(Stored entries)
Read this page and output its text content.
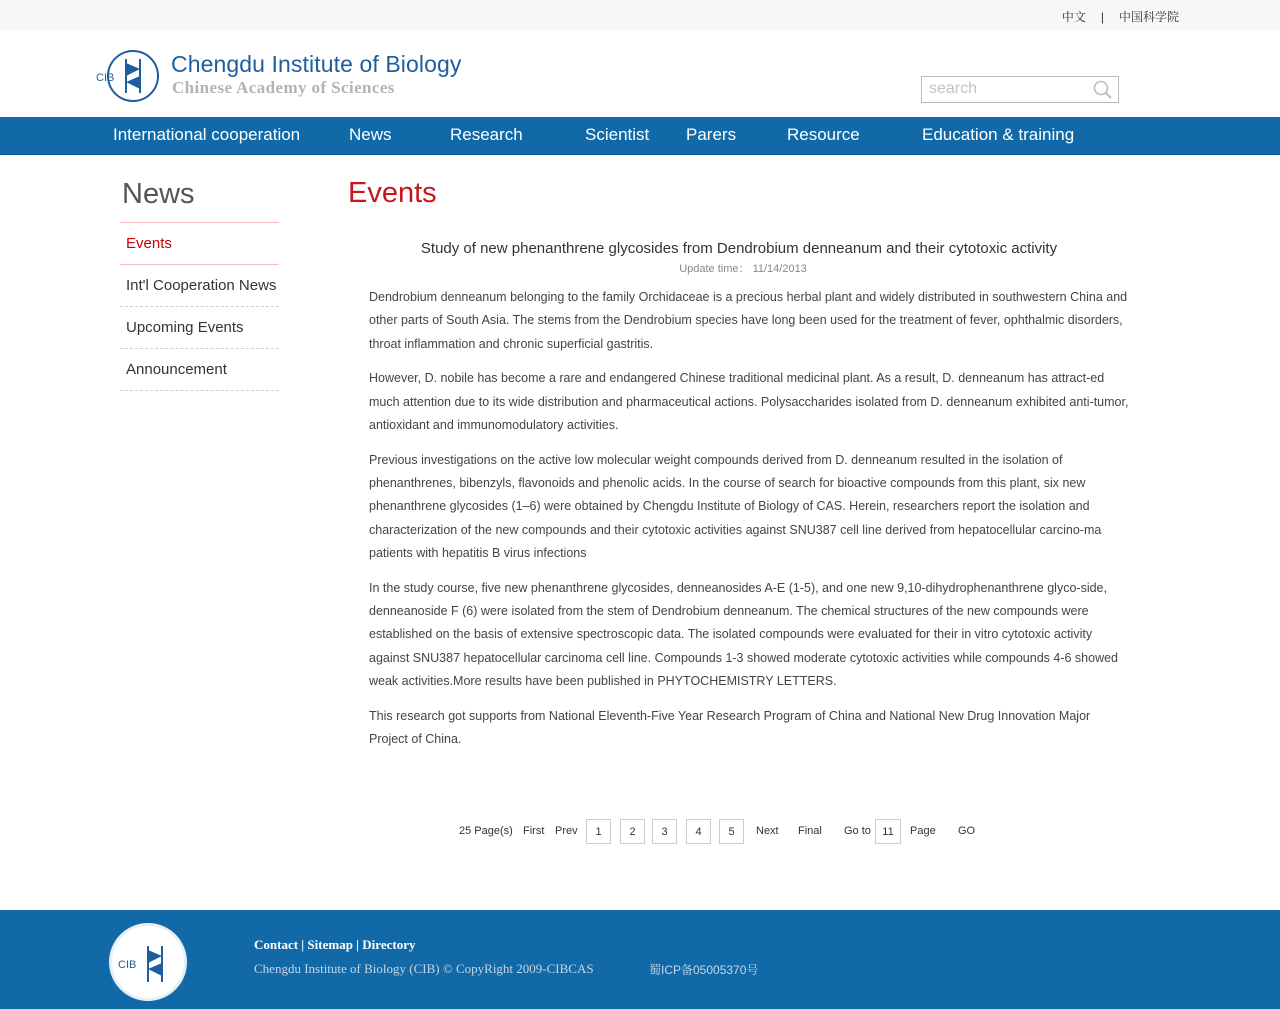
中文 | 中国科学院
CIB
Chengdu Institute of Biology
Chinese Academy of Sciences
search
International cooperation	News	Research	Scientist Parers	Resource	Education & training
News
Events
Int'l Cooperation News
Upcoming Events
Announcement
Events
Study of new phenanthrene glycosides from Dendrobium denneanum and their cytotoxic activity
Update time： 11/14/2013

Dendrobium denneanum belonging to the family Orchidaceae is a precious herbal plant and widely distributed in southwestern China and other parts of South Asia. The stems from the Dendrobium species have long been used for the treatment of fever, ophthalmic disorders, throat inflammation and chronic superficial gastritis.

However, D. nobile has become a rare and endangered Chinese traditional medicinal plant. As a result, D. denneanum has attract-ed much attention due to its wide distribution and pharmaceutical actions. Polysaccharides isolated from D. denneanum exhibited anti-tumor, antioxidant and immunomodulatory activities.

Previous investigations on the active low molecular weight compounds derived from D. denneanum resulted in the isolation of phenanthrenes, bibenzyls, flavonoids and phenolic acids. In the course of search for bioactive compounds from this plant, six new phenanthrene glycosides (1–6) were obtained by Chengdu Institute of Biology of CAS. Herein, researchers report the isolation and characterization of the new compounds and their cytotoxic activities against SNU387 cell line derived from hepatocellular carcino-ma patients with hepatitis B virus infections

In the study course, five new phenanthrene glycosides, denneanosides A-E (1-5), and one new 9,10-dihydrophenanthrene glyco-side, denneanoside F (6) were isolated from the stem of Dendrobium denneanum. The chemical structures of the new compounds were established on the basis of extensive spectroscopic data. The isolated compounds were evaluated for their in vitro cytotoxic activity against SNU387 hepatocellular carcinoma cell line. Compounds 1-3 showed moderate cytotoxic activities while compounds 4-6 showed weak activities.More results have been published in PHYTOCHEMISTRY LETTERS.

This research got supports from National Eleventh-Five Year Research Program of China and National New Drug Innovation Major Project of China.

25 Page(s) First Prev	1	2	3	4	5	Next Final Go to	11	Page GO
CIB
Contact | Sitemap | Directory
Chengdu Institute of Biology (CIB) © CopyRight 2009-CIBCAS	蜀ICP备05005370号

> **Assigned task**: Go through the entries above and report every line in which the word "cytotoxic" appears.

> **Task answer**:
Study of new phenanthrene glycosides from Dendrobium denneanum and their cytotoxic activity
Previous investigations on the active low molecular weight compounds derived from D. denneanum resulted in the isolation of phenanthrenes, bibenzyls, flavonoids and phenolic acids. In the course of search for bioactive compounds from this plant, six new phenanthrene glycosides (1–6) were obtained by Chengdu Institute of Biology of CAS. Herein, researchers report the isolation and characterization of the new compounds and their cytotoxic activities against SNU387 cell line derived from hepatocellular carcino-ma patients with hepatitis B virus infections
In the study course, five new phenanthrene glycosides, denneanosides A-E (1-5), and one new 9,10-dihydrophenanthrene glyco-side, denneanoside F (6) were isolated from the stem of Dendrobium denneanum. The chemical structures of the new compounds were established on the basis of extensive spectroscopic data. The isolated compounds were evaluated for their in vitro cytotoxic activity against SNU387 hepatocellular carcinoma cell line. Compounds 1-3 showed moderate cytotoxic activities while compounds 4-6 showed weak activities.More results have been published in PHYTOCHEMISTRY LETTERS.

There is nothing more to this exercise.